Work to complete:
Please copy all the lines that follow, word for word.

The data:
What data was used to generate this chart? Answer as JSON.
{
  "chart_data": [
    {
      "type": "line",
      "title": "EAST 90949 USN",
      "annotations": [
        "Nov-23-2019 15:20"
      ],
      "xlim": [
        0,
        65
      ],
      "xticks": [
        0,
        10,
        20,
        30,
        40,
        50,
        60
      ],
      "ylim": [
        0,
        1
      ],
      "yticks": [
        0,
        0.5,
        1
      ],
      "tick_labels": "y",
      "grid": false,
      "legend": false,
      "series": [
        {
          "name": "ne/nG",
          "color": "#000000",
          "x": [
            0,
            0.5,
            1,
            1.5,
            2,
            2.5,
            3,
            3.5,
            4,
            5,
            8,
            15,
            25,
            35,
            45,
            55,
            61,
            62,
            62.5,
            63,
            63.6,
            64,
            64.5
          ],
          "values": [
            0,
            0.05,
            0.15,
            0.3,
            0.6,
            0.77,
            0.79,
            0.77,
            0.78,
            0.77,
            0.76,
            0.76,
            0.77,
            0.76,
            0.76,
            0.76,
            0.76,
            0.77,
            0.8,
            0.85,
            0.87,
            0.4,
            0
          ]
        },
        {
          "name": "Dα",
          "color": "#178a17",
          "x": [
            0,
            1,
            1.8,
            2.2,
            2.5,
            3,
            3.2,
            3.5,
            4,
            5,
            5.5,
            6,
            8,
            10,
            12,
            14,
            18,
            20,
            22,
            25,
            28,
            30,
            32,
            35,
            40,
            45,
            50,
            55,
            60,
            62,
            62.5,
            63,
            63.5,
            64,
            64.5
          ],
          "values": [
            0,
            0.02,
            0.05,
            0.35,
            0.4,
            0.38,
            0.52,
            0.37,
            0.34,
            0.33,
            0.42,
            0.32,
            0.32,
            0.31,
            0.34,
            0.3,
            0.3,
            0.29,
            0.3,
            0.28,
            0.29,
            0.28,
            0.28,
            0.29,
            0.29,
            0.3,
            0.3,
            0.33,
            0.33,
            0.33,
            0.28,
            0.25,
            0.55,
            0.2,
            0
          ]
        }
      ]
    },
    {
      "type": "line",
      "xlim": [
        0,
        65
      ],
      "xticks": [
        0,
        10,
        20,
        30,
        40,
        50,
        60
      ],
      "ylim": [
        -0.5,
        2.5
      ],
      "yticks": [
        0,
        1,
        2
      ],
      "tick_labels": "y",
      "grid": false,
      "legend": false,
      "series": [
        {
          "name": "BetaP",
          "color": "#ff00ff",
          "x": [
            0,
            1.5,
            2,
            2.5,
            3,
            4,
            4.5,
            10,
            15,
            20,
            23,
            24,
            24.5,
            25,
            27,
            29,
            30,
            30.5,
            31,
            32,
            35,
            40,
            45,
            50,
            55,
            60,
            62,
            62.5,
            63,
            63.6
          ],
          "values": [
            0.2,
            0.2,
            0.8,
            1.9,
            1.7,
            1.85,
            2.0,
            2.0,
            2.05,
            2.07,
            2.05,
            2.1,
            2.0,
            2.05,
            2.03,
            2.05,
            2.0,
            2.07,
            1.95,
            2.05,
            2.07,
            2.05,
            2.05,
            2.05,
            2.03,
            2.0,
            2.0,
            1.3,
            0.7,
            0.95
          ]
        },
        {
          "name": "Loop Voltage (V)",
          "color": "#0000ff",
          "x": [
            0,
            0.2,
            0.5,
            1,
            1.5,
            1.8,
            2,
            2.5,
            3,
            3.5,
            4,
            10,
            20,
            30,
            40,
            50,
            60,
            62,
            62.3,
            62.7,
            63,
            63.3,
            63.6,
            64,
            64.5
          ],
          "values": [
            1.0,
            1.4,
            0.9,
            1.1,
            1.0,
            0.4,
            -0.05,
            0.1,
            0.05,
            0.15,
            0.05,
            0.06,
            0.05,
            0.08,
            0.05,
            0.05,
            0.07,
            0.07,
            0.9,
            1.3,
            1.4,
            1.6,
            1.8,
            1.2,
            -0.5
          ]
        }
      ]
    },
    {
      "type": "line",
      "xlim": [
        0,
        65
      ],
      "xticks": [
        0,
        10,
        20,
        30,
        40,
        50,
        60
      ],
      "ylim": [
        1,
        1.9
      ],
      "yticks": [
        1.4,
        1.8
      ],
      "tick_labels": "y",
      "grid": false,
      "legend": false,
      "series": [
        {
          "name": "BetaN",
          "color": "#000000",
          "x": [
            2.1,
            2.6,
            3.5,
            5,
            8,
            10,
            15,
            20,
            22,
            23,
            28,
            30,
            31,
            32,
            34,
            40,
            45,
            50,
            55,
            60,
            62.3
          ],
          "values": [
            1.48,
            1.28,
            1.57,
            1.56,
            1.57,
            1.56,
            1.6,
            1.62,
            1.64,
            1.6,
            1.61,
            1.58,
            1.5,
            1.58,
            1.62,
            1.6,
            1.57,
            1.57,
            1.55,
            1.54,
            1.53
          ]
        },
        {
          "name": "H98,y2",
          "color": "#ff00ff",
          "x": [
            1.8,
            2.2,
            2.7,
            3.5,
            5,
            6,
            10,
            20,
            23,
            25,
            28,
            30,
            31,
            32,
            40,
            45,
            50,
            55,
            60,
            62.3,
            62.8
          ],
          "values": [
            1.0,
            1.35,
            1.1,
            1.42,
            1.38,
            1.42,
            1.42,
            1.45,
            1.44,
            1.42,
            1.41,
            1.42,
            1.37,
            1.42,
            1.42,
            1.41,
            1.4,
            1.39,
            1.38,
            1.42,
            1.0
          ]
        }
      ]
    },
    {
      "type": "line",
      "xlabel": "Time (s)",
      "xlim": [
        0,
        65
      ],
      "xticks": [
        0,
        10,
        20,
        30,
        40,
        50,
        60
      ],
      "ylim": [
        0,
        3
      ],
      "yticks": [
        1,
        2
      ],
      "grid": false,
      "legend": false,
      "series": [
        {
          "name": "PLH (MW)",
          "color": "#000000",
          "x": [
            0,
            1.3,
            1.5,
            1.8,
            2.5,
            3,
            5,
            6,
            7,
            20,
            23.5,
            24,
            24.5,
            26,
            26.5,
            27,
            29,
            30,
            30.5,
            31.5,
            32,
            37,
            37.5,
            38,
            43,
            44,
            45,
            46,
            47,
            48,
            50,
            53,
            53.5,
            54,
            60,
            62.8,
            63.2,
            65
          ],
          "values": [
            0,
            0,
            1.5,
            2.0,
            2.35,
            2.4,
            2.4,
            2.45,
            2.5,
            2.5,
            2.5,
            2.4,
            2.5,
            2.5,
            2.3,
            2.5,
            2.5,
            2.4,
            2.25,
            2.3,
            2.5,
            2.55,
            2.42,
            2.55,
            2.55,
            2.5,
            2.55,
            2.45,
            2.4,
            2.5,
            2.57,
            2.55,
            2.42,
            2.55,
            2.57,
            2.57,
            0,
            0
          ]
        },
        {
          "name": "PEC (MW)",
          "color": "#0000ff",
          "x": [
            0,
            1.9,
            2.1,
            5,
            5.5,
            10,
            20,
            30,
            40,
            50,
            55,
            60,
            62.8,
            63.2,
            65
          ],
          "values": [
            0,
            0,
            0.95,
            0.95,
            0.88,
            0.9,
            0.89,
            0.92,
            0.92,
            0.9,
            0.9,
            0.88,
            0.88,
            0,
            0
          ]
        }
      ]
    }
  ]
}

Response to the exercise:
What data was used to generate this chart? Answer as JSON.
{
  "chart_data": [
    {
      "type": "line",
      "title": "EAST 90949 USN",
      "annotations": [
        "Nov-23-2019 15:20"
      ],
      "xlim": [
        0,
        65
      ],
      "xticks": [
        0,
        10,
        20,
        30,
        40,
        50,
        60
      ],
      "ylim": [
        0,
        1
      ],
      "yticks": [
        0,
        0.5,
        1
      ],
      "tick_labels": "y",
      "grid": false,
      "legend": false,
      "series": [
        {
          "name": "ne/nG",
          "color": "#000000",
          "x": [
            0,
            0.5,
            1,
            1.5,
            2,
            2.5,
            3,
            3.5,
            4,
            5,
            8,
            15,
            25,
            35,
            45,
            55,
            61,
            62,
            62.5,
            63,
            63.6,
            64,
            64.5
          ],
          "values": [
            0,
            0.05,
            0.15,
            0.3,
            0.6,
            0.77,
            0.79,
            0.77,
            0.78,
            0.77,
            0.76,
            0.76,
            0.77,
            0.76,
            0.76,
            0.76,
            0.76,
            0.77,
            0.8,
            0.85,
            0.87,
            0.4,
            0
          ]
        },
        {
          "name": "Dα",
          "color": "#178a17",
          "x": [
            0,
            1,
            1.8,
            2.2,
            2.5,
            3,
            3.2,
            3.5,
            4,
            5,
            5.5,
            6,
            8,
            10,
            12,
            14,
            18,
            20,
            22,
            25,
            28,
            30,
            32,
            35,
            40,
            45,
            50,
            55,
            60,
            62,
            62.5,
            63,
            63.5,
            64,
            64.5
          ],
          "values": [
            0,
            0.02,
            0.05,
            0.35,
            0.4,
            0.38,
            0.52,
            0.37,
            0.34,
            0.33,
            0.42,
            0.32,
            0.32,
            0.31,
            0.34,
            0.3,
            0.3,
            0.29,
            0.3,
            0.28,
            0.29,
            0.28,
            0.28,
            0.29,
            0.29,
            0.3,
            0.3,
            0.33,
            0.33,
            0.33,
            0.28,
            0.25,
            0.55,
            0.2,
            0
          ]
        }
      ]
    },
    {
      "type": "line",
      "xlim": [
        0,
        65
      ],
      "xticks": [
        0,
        10,
        20,
        30,
        40,
        50,
        60
      ],
      "ylim": [
        -0.5,
        2.5
      ],
      "yticks": [
        0,
        1,
        2
      ],
      "tick_labels": "y",
      "grid": false,
      "legend": false,
      "series": [
        {
          "name": "BetaP",
          "color": "#ff00ff",
          "x": [
            0,
            1.5,
            2,
            2.5,
            3,
            4,
            4.5,
            10,
            15,
            20,
            23,
            24,
            24.5,
            25,
            27,
            29,
            30,
            30.5,
            31,
            32,
            35,
            40,
            45,
            50,
            55,
            60,
            62,
            62.5,
            63,
            63.6
          ],
          "values": [
            0.2,
            0.2,
            0.8,
            1.9,
            1.7,
            1.85,
            2.0,
            2.0,
            2.05,
            2.07,
            2.05,
            2.1,
            2.0,
            2.05,
            2.03,
            2.05,
            2.0,
            2.07,
            1.95,
            2.05,
            2.07,
            2.05,
            2.05,
            2.05,
            2.03,
            2.0,
            2.0,
            1.3,
            0.7,
            0.95
          ]
        },
        {
          "name": "Loop Voltage (V)",
          "color": "#0000ff",
          "x": [
            0,
            0.2,
            0.5,
            1,
            1.5,
            1.8,
            2,
            2.5,
            3,
            3.5,
            4,
            10,
            20,
            30,
            40,
            50,
            60,
            62,
            62.3,
            62.7,
            63,
            63.3,
            63.6,
            64,
            64.5
          ],
          "values": [
            1.0,
            1.4,
            0.9,
            1.1,
            1.0,
            0.4,
            -0.05,
            0.1,
            0.05,
            0.15,
            0.05,
            0.06,
            0.05,
            0.08,
            0.05,
            0.05,
            0.07,
            0.07,
            0.9,
            1.3,
            1.4,
            1.6,
            1.8,
            1.2,
            -0.5
          ]
        }
      ]
    },
    {
      "type": "line",
      "xlim": [
        0,
        65
      ],
      "xticks": [
        0,
        10,
        20,
        30,
        40,
        50,
        60
      ],
      "ylim": [
        1,
        1.9
      ],
      "yticks": [
        1.4,
        1.8
      ],
      "tick_labels": "y",
      "grid": false,
      "legend": false,
      "series": [
        {
          "name": "BetaN",
          "color": "#000000",
          "x": [
            2.1,
            2.6,
            3.5,
            5,
            8,
            10,
            15,
            20,
            22,
            23,
            28,
            30,
            31,
            32,
            34,
            40,
            45,
            50,
            55,
            60,
            62.3
          ],
          "values": [
            1.48,
            1.28,
            1.57,
            1.56,
            1.57,
            1.56,
            1.6,
            1.62,
            1.64,
            1.6,
            1.61,
            1.58,
            1.5,
            1.58,
            1.62,
            1.6,
            1.57,
            1.57,
            1.55,
            1.54,
            1.53
          ]
        },
        {
          "name": "H98,y2",
          "color": "#ff00ff",
          "x": [
            1.8,
            2.2,
            2.7,
            3.5,
            5,
            6,
            10,
            20,
            23,
            25,
            28,
            30,
            31,
            32,
            40,
            45,
            50,
            55,
            60,
            62.3,
            62.8
          ],
          "values": [
            1.0,
            1.35,
            1.1,
            1.42,
            1.38,
            1.42,
            1.42,
            1.45,
            1.44,
            1.42,
            1.41,
            1.42,
            1.37,
            1.42,
            1.42,
            1.41,
            1.4,
            1.39,
            1.38,
            1.42,
            1.0
          ]
        }
      ]
    },
    {
      "type": "line",
      "xlabel": "Time (s)",
      "xlim": [
        0,
        65
      ],
      "xticks": [
        0,
        10,
        20,
        30,
        40,
        50,
        60
      ],
      "ylim": [
        0,
        3
      ],
      "yticks": [
        1,
        2
      ],
      "grid": false,
      "legend": false,
      "series": [
        {
          "name": "PLH (MW)",
          "color": "#000000",
          "x": [
            0,
            1.3,
            1.5,
            1.8,
            2.5,
            3,
            5,
            6,
            7,
            20,
            23.5,
            24,
            24.5,
            26,
            26.5,
            27,
            29,
            30,
            30.5,
            31.5,
            32,
            37,
            37.5,
            38,
            43,
            44,
            45,
            46,
            47,
            48,
            50,
            53,
            53.5,
            54,
            60,
            62.8,
            63.2,
            65
          ],
          "values": [
            0,
            0,
            1.5,
            2.0,
            2.35,
            2.4,
            2.4,
            2.45,
            2.5,
            2.5,
            2.5,
            2.4,
            2.5,
            2.5,
            2.3,
            2.5,
            2.5,
            2.4,
            2.25,
            2.3,
            2.5,
            2.55,
            2.42,
            2.55,
            2.55,
            2.5,
            2.55,
            2.45,
            2.4,
            2.5,
            2.57,
            2.55,
            2.42,
            2.55,
            2.57,
            2.57,
            0,
            0
          ]
        },
        {
          "name": "PEC (MW)",
          "color": "#0000ff",
          "x": [
            0,
            1.9,
            2.1,
            5,
            5.5,
            10,
            20,
            30,
            40,
            50,
            55,
            60,
            62.8,
            63.2,
            65
          ],
          "values": [
            0,
            0,
            0.95,
            0.95,
            0.88,
            0.9,
            0.89,
            0.92,
            0.92,
            0.9,
            0.9,
            0.88,
            0.88,
            0,
            0
          ]
        }
      ]
    }
  ]
}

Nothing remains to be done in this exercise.